-- Input rows --
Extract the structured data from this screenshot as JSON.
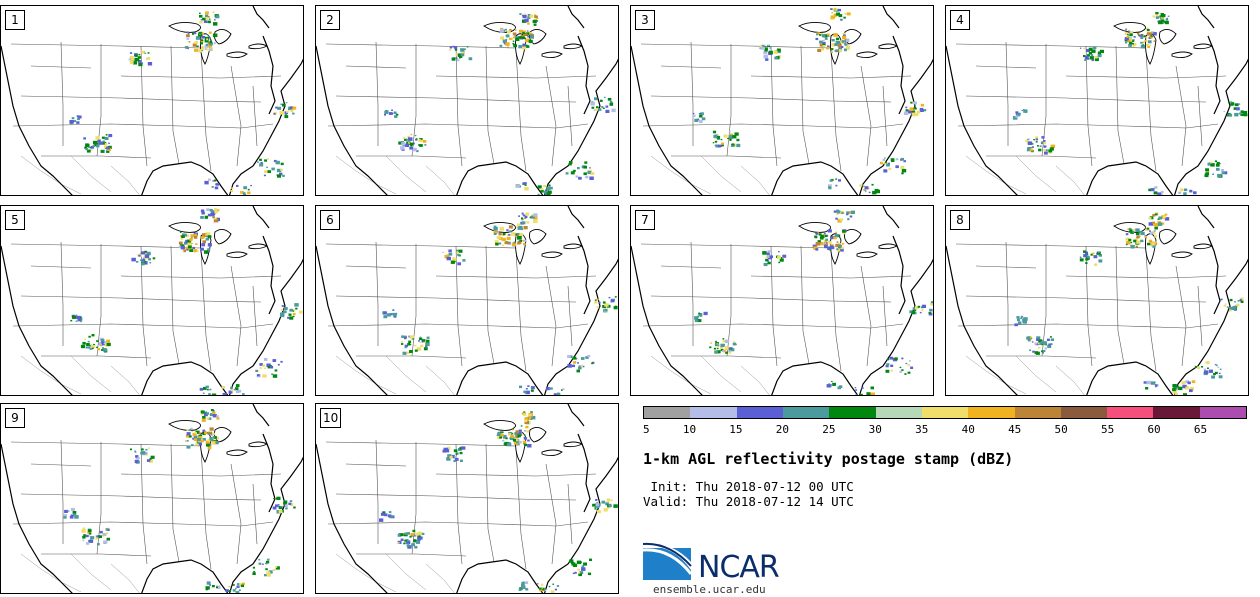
{
  "panels": [
    "1",
    "2",
    "3",
    "4",
    "5",
    "6",
    "7",
    "8",
    "9",
    "10"
  ],
  "colorbar": {
    "colors": [
      "#a0a0a0",
      "#b4bde8",
      "#5a5fd6",
      "#4a9a9e",
      "#00870f",
      "#b5d9b8",
      "#f0de6a",
      "#f0b21e",
      "#bc8536",
      "#8a5a3e",
      "#f5507c",
      "#6a1838",
      "#ac4cae"
    ],
    "labels": [
      "5",
      "10",
      "15",
      "20",
      "25",
      "30",
      "35",
      "40",
      "45",
      "50",
      "55",
      "60",
      "65"
    ]
  },
  "title": "1-km AGL reflectivity postage stamp (dBZ)",
  "init": " Init: Thu 2018-07-12 00 UTC",
  "valid": "Valid: Thu 2018-07-12 14 UTC",
  "logo": {
    "text": "NCAR",
    "site": "ensemble.ucar.edu"
  }
}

-- What to do --
Return the full material word for word. Do not include the pictures.

-- Solution for this problem --
Extract the structured data from this screenshot as JSON.
{
  "panels": [
    "1",
    "2",
    "3",
    "4",
    "5",
    "6",
    "7",
    "8",
    "9",
    "10"
  ],
  "colorbar": {
    "colors": [
      "#a0a0a0",
      "#b4bde8",
      "#5a5fd6",
      "#4a9a9e",
      "#00870f",
      "#b5d9b8",
      "#f0de6a",
      "#f0b21e",
      "#bc8536",
      "#8a5a3e",
      "#f5507c",
      "#6a1838",
      "#ac4cae"
    ],
    "labels": [
      "5",
      "10",
      "15",
      "20",
      "25",
      "30",
      "35",
      "40",
      "45",
      "50",
      "55",
      "60",
      "65"
    ]
  },
  "title": "1-km AGL reflectivity postage stamp (dBZ)",
  "init": " Init: Thu 2018-07-12 00 UTC",
  "valid": "Valid: Thu 2018-07-12 14 UTC",
  "logo": {
    "text": "NCAR",
    "site": "ensemble.ucar.edu"
  }
}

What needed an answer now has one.